§ OBJECTIVE
Each line of the listing that contains the word "suggested" is to be copied.
───── SOURCE DATA
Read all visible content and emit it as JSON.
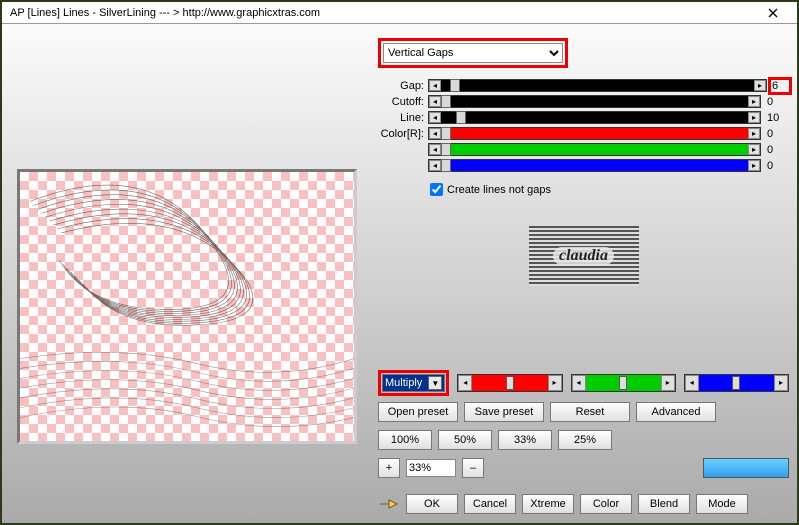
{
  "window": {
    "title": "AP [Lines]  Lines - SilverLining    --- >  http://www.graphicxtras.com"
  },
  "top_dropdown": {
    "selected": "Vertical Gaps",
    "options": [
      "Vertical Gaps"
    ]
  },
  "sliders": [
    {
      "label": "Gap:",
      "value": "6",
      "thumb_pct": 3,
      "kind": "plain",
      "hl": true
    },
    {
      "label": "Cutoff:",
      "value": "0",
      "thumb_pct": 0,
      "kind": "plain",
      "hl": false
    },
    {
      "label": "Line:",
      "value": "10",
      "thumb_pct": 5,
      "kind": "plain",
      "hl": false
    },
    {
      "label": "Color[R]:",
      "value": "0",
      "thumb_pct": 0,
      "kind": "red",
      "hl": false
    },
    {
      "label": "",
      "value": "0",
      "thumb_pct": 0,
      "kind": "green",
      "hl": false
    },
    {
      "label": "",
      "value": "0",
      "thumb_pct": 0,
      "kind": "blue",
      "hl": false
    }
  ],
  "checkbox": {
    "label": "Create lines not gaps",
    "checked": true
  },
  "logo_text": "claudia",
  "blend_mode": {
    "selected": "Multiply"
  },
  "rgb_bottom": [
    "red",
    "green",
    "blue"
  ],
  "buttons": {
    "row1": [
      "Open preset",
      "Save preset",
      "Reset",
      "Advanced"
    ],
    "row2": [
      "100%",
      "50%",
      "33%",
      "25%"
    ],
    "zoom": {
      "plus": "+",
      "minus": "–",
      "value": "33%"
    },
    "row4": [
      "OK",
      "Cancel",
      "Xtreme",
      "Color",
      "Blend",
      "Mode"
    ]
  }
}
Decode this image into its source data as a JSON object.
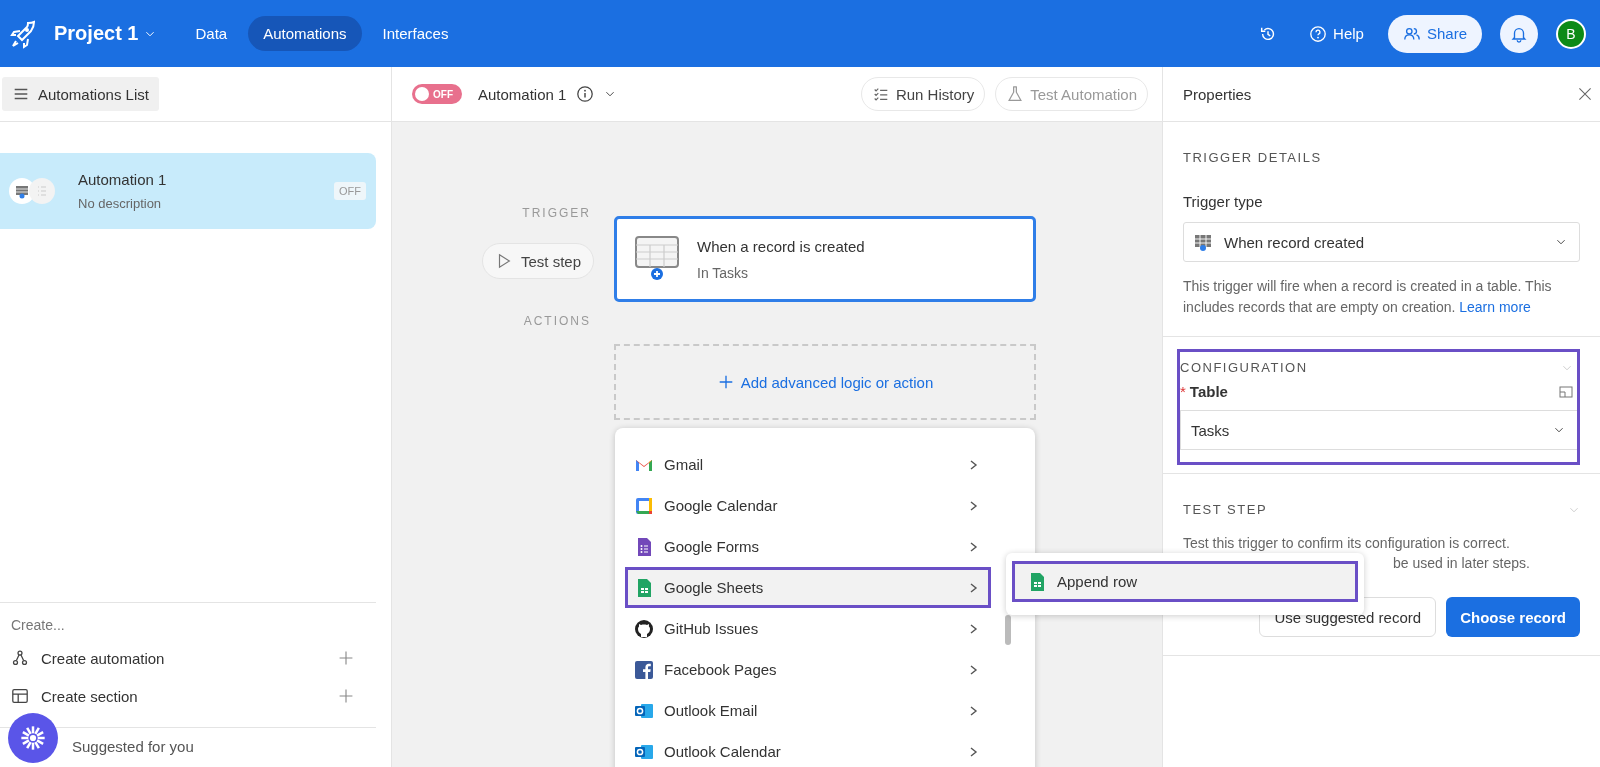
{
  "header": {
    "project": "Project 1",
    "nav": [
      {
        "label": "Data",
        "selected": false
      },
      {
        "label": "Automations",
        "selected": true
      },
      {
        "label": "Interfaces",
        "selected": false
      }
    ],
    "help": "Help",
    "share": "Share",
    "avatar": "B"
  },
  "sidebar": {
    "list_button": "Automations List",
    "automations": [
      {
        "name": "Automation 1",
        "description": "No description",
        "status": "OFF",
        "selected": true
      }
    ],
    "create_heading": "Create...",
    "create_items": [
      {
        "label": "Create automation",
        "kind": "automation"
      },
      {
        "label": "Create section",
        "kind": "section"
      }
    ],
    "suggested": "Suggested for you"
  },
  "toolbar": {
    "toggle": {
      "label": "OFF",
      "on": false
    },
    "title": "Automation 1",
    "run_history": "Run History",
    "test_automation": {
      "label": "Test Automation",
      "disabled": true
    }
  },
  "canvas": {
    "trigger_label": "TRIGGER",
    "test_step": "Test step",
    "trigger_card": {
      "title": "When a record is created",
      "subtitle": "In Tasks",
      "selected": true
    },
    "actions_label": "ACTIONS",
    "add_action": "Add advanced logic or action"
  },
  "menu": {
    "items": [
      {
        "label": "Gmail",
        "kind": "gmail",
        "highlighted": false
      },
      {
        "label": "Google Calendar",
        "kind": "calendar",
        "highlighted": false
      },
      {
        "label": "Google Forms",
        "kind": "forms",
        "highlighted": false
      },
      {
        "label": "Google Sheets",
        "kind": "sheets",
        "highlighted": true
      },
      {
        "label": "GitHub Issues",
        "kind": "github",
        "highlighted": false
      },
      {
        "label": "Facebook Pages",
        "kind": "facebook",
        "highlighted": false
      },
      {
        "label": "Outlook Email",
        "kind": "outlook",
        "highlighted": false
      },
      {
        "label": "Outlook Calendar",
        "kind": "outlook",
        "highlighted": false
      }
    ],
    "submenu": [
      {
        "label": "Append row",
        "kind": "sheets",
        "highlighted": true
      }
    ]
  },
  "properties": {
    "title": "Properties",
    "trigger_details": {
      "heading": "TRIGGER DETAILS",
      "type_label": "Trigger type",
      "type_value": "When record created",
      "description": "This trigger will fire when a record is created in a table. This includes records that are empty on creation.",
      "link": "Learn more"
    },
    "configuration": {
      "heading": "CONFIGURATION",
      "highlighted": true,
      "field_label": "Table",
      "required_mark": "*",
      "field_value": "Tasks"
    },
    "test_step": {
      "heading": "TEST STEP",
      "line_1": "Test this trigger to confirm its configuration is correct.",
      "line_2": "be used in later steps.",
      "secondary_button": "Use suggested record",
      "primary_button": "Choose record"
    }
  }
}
──────────
§ WORKED SOLUTION
    "suggested": "Suggested for you"
      "secondary_button": "Use suggested record",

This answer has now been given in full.